++++ EXTRACTED RECORDS
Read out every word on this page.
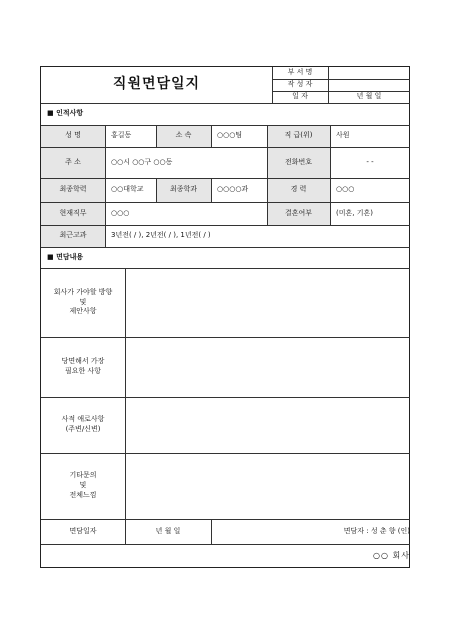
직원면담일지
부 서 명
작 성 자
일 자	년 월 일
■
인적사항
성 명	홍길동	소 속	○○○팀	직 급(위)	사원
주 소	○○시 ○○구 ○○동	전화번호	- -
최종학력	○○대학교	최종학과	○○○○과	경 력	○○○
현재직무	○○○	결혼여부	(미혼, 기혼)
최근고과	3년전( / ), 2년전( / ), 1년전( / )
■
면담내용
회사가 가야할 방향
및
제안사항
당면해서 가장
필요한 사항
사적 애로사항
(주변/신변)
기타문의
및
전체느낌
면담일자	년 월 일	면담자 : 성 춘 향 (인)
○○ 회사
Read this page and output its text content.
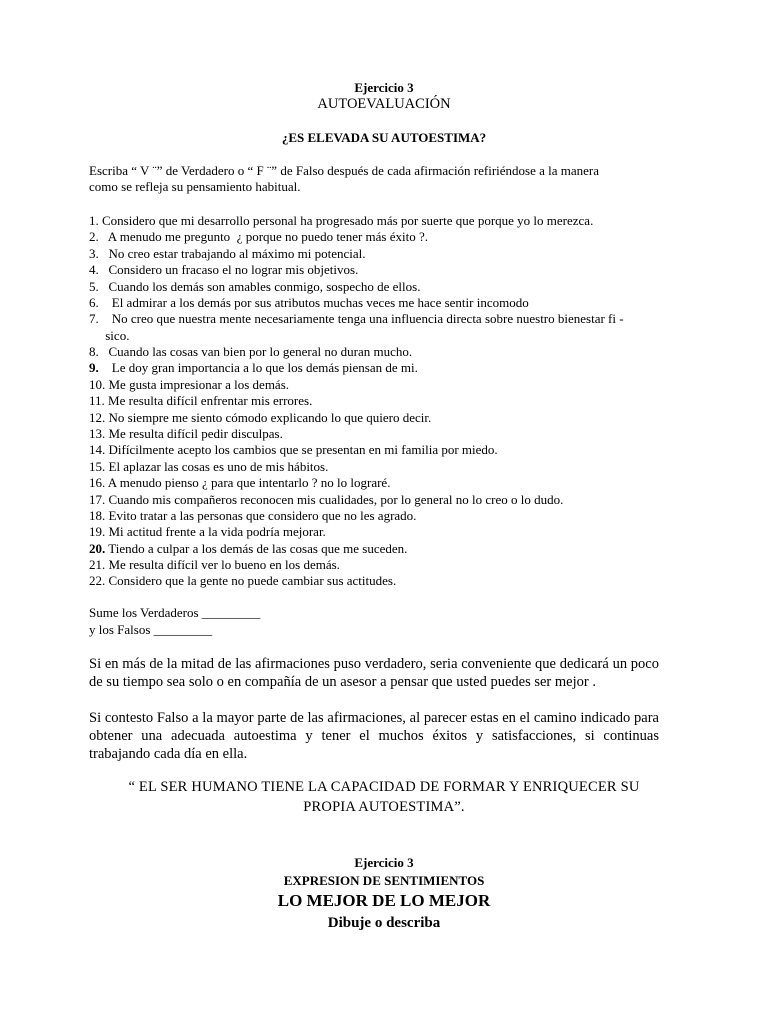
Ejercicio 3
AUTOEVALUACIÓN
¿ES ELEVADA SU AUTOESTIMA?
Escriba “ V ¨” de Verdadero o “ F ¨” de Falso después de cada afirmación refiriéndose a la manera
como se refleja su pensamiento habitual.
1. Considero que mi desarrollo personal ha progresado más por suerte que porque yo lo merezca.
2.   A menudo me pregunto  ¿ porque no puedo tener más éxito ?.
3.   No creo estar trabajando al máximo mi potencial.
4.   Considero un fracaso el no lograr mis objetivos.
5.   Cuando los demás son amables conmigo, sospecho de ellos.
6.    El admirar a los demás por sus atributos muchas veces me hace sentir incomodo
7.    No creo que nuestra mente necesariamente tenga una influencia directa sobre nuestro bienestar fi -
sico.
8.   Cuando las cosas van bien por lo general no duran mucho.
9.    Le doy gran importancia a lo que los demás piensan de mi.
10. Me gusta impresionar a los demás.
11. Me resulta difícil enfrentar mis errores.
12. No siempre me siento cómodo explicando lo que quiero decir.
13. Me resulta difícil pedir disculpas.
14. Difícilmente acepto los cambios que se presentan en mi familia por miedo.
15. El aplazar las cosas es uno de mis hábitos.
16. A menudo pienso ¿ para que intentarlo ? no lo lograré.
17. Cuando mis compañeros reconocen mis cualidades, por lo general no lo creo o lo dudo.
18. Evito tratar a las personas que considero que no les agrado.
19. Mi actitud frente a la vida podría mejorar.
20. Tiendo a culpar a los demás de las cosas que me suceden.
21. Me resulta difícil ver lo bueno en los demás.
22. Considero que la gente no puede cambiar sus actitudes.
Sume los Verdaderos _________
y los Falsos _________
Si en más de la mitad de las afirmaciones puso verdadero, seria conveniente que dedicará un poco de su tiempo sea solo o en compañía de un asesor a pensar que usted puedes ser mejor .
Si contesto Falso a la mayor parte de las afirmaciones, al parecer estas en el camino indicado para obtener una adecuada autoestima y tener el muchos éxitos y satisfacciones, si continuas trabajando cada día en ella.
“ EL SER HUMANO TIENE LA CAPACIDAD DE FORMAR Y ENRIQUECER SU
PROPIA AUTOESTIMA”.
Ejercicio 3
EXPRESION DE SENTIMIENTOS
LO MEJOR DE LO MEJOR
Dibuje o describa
++++++++
■ TASK TO COMPLETE
Print each of the records above exactly as written, leaving no picture in the copy.

■ SOLVED EXERCISE
Read out every word on this page.
직원면담일지
부 서 명
작 성 자
일 자	년 월 일
■
인적사항
성 명	홍길동	소 속	○○○팀	직 급(위)	사원
주 소	○○시 ○○구 ○○동	전화번호	- -
최종학력	○○대학교	최종학과	○○○○과	경 력	○○○
현재직무	○○○	결혼여부	(미혼, 기혼)
최근고과	3년전( / ), 2년전( / ), 1년전( / )
■
면담내용
회사가 가야할 방향
및
제안사항
당면해서 가장
필요한 사항
사적 애로사항
(주변/신변)
기타문의
및
전체느낌
면담일자	년 월 일	면담자 : 성 춘 향 (인)
○○ 회사
Read this page and output its text content.
Ejercicio 3
AUTOEVALUACIÓN
¿ES ELEVADA SU AUTOESTIMA?
Escriba “ V ¨” de Verdadero o “ F ¨” de Falso después de cada afirmación refiriéndose a la manera
como se refleja su pensamiento habitual.
1. Considero que mi desarrollo personal ha progresado más por suerte que porque yo lo merezca.
2.   A menudo me pregunto  ¿ porque no puedo tener más éxito ?.
3.   No creo estar trabajando al máximo mi potencial.
4.   Considero un fracaso el no lograr mis objetivos.
5.   Cuando los demás son amables conmigo, sospecho de ellos.
6.    El admirar a los demás por sus atributos muchas veces me hace sentir incomodo
7.    No creo que nuestra mente necesariamente tenga una influencia directa sobre nuestro bienestar fi -
sico.
8.   Cuando las cosas van bien por lo general no duran mucho.
9.    Le doy gran importancia a lo que los demás piensan de mi.
10. Me gusta impresionar a los demás.
11. Me resulta difícil enfrentar mis errores.
12. No siempre me siento cómodo explicando lo que quiero decir.
13. Me resulta difícil pedir disculpas.
14. Difícilmente acepto los cambios que se presentan en mi familia por miedo.
15. El aplazar las cosas es uno de mis hábitos.
16. A menudo pienso ¿ para que intentarlo ? no lo lograré.
17. Cuando mis compañeros reconocen mis cualidades, por lo general no lo creo o lo dudo.
18. Evito tratar a las personas que considero que no les agrado.
19. Mi actitud frente a la vida podría mejorar.
20. Tiendo a culpar a los demás de las cosas que me suceden.
21. Me resulta difícil ver lo bueno en los demás.
22. Considero que la gente no puede cambiar sus actitudes.
Sume los Verdaderos _________
y los Falsos _________
Si en más de la mitad de las afirmaciones puso verdadero, seria conveniente que dedicará un poco de su tiempo sea solo o en compañía de un asesor a pensar que usted puedes ser mejor .
Si contesto Falso a la mayor parte de las afirmaciones, al parecer estas en el camino indicado para obtener una adecuada autoestima y tener el muchos éxitos y satisfacciones, si continuas trabajando cada día en ella.
“ EL SER HUMANO TIENE LA CAPACIDAD DE FORMAR Y ENRIQUECER SU
PROPIA AUTOESTIMA”.
Ejercicio 3
EXPRESION DE SENTIMIENTOS
LO MEJOR DE LO MEJOR
Dibuje o describa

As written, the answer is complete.